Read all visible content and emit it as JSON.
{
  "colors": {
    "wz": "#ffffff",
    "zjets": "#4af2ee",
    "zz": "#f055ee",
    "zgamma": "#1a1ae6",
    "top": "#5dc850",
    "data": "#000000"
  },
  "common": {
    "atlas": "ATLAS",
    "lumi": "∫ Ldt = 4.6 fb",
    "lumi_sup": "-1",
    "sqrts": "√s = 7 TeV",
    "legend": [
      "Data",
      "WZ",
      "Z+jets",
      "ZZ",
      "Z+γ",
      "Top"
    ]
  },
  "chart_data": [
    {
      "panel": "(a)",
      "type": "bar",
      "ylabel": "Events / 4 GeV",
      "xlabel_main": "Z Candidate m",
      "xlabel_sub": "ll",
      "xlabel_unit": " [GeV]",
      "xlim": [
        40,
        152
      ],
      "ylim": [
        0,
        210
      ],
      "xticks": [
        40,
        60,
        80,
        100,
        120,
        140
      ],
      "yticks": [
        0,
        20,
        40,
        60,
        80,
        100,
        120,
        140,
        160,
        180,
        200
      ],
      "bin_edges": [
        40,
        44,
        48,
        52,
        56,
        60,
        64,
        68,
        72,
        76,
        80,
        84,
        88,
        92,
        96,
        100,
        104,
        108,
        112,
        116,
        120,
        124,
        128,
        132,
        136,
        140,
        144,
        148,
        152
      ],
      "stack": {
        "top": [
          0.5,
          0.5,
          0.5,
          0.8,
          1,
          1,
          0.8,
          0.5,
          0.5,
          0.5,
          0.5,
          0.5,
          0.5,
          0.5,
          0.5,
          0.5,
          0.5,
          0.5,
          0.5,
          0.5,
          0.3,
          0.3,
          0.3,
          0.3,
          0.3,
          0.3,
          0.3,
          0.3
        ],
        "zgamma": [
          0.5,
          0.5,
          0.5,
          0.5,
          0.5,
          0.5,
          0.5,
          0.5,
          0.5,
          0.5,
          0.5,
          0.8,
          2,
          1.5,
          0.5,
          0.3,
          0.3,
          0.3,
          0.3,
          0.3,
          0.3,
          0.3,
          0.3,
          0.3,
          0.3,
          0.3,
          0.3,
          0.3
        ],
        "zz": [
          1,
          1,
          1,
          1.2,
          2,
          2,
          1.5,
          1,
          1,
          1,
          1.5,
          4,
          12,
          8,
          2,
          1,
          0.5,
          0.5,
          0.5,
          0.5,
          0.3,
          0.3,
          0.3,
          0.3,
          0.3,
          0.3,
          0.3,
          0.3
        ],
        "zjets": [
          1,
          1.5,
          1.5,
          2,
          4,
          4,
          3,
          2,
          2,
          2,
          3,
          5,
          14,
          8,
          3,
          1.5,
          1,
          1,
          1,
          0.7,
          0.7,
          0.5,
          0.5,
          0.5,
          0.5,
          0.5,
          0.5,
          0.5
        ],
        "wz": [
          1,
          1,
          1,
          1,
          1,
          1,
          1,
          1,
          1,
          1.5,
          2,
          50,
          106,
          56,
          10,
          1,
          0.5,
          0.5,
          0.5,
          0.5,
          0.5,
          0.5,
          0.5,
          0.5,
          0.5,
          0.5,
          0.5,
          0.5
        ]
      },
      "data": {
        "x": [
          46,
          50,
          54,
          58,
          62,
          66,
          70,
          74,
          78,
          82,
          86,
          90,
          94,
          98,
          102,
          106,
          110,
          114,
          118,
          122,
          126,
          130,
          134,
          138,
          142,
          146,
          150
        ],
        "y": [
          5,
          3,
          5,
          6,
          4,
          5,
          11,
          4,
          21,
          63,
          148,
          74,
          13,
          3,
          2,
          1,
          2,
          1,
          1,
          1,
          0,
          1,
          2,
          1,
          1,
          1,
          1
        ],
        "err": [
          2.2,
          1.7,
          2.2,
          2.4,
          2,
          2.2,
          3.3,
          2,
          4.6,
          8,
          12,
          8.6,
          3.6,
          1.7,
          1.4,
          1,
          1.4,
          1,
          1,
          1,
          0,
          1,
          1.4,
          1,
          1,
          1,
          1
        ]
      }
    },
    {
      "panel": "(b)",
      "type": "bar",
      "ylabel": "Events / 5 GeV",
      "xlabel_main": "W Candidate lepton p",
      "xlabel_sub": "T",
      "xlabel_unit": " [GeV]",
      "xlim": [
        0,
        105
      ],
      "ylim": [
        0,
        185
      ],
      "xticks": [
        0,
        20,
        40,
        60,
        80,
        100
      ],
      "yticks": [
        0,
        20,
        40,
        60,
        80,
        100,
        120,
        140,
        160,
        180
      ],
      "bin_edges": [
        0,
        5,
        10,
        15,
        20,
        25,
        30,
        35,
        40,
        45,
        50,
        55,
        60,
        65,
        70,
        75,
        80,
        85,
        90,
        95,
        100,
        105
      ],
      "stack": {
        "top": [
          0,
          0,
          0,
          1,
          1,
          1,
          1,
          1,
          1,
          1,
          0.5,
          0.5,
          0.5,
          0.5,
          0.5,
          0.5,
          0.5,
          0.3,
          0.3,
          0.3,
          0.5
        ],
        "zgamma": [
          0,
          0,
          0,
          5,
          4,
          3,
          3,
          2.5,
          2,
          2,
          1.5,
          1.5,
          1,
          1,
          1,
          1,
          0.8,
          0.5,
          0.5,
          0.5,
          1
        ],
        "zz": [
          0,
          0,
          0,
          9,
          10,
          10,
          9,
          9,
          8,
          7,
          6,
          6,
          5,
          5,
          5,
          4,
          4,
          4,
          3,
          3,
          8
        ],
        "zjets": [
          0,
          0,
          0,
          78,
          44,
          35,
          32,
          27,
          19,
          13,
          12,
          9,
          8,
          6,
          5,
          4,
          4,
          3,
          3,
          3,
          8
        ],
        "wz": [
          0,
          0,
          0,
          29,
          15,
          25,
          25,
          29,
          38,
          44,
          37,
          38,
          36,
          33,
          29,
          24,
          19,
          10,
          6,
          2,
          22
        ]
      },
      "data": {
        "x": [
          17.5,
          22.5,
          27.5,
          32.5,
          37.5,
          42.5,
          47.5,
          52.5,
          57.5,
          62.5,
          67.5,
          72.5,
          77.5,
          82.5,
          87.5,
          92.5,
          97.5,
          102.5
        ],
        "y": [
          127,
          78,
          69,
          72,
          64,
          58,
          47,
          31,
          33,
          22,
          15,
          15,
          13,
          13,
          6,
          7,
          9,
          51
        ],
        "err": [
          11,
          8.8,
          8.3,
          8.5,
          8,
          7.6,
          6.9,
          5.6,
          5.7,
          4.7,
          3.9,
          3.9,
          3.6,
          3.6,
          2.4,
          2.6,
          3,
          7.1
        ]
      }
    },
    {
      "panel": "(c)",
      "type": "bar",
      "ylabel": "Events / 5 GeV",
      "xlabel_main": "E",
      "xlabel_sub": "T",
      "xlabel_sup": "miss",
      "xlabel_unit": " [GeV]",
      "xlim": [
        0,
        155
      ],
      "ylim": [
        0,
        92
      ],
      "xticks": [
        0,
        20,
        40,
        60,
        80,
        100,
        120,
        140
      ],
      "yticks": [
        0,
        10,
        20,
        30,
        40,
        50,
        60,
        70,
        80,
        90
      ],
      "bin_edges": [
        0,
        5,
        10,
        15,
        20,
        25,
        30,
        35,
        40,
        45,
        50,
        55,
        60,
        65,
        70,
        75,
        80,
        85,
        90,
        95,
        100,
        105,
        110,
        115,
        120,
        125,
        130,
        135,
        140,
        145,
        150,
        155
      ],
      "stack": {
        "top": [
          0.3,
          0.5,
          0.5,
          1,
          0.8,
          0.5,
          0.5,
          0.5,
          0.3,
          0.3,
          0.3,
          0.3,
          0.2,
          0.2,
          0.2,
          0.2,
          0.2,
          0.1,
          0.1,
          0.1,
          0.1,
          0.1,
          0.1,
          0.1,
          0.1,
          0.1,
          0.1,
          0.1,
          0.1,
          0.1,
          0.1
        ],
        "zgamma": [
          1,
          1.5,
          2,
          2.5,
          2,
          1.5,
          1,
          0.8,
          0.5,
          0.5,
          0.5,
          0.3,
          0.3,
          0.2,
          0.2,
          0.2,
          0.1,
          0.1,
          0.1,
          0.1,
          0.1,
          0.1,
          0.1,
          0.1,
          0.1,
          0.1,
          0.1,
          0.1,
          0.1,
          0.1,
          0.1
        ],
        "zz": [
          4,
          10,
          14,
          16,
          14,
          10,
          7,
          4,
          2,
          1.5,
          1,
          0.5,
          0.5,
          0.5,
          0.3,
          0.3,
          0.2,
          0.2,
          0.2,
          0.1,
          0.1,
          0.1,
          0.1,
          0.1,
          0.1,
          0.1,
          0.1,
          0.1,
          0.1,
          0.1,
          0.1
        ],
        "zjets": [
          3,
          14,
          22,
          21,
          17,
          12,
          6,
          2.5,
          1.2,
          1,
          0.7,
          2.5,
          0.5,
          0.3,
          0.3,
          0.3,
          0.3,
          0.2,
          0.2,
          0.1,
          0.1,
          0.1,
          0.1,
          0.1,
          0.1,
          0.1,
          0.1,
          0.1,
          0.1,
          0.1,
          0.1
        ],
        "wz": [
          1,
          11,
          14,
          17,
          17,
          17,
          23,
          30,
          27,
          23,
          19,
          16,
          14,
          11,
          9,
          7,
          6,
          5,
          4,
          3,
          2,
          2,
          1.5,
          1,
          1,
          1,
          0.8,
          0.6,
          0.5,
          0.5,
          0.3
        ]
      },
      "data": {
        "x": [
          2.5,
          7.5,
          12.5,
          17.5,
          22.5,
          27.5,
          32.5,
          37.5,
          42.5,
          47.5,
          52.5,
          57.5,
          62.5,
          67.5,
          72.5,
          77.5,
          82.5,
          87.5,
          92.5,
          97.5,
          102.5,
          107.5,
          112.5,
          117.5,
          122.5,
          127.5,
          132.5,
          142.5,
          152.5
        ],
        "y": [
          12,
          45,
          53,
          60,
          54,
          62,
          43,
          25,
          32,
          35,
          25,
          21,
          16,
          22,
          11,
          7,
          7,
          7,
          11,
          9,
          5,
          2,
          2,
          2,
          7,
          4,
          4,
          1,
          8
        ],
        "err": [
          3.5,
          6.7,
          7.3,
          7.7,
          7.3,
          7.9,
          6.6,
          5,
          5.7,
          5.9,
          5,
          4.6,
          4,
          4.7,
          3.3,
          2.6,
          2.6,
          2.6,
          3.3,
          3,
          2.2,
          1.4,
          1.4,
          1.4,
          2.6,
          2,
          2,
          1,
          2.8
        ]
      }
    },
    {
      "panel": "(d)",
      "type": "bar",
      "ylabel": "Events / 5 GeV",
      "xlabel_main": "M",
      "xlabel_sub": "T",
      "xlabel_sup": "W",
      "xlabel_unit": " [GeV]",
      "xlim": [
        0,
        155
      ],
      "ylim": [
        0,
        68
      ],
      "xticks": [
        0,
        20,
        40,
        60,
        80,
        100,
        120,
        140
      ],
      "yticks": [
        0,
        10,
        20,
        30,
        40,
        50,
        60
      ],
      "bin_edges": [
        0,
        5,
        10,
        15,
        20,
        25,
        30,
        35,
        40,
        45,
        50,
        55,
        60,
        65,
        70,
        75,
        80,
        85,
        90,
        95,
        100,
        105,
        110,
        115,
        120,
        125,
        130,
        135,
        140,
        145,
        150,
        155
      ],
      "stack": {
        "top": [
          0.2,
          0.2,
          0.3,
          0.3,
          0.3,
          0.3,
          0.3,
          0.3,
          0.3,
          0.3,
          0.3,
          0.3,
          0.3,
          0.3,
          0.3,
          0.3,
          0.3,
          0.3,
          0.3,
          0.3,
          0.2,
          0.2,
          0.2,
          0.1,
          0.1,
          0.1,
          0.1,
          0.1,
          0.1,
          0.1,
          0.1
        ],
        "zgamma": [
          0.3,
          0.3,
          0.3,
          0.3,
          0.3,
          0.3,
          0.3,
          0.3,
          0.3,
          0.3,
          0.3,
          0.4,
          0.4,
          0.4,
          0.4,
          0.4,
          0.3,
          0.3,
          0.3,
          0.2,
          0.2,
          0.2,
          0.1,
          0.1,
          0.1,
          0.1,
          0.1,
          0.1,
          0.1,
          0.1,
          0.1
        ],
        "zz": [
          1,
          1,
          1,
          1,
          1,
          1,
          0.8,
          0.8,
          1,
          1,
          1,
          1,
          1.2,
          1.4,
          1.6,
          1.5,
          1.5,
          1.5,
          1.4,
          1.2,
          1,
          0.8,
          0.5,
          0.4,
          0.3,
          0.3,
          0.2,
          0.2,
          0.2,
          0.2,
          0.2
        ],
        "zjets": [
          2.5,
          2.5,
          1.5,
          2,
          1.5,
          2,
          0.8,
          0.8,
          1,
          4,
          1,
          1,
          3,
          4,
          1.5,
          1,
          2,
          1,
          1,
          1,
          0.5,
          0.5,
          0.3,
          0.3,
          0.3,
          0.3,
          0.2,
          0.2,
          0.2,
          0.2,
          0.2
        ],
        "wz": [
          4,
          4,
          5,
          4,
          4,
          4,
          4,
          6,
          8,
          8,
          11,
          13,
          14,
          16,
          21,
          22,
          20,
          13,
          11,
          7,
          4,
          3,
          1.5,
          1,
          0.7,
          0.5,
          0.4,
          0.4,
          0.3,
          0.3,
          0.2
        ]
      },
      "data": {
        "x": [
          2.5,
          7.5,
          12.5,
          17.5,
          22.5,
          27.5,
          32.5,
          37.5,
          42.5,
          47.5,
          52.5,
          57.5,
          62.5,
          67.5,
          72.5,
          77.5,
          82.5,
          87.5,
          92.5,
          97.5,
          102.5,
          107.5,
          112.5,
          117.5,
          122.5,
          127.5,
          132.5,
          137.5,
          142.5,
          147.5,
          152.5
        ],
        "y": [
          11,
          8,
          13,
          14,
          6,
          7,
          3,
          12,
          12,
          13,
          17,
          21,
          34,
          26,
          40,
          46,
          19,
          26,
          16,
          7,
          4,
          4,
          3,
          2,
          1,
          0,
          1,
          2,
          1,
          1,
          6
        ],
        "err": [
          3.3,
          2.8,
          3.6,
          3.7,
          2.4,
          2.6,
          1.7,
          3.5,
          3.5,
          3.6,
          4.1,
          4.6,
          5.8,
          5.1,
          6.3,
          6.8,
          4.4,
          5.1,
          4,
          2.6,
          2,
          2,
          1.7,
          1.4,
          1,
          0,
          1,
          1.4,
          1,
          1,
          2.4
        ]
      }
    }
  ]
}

______________________________

Copy every line above that holds the word "Candidate".

Answer to the problem
      "xlabel_main": "Z Candidate m",
      "xlabel_main": "W Candidate lepton p",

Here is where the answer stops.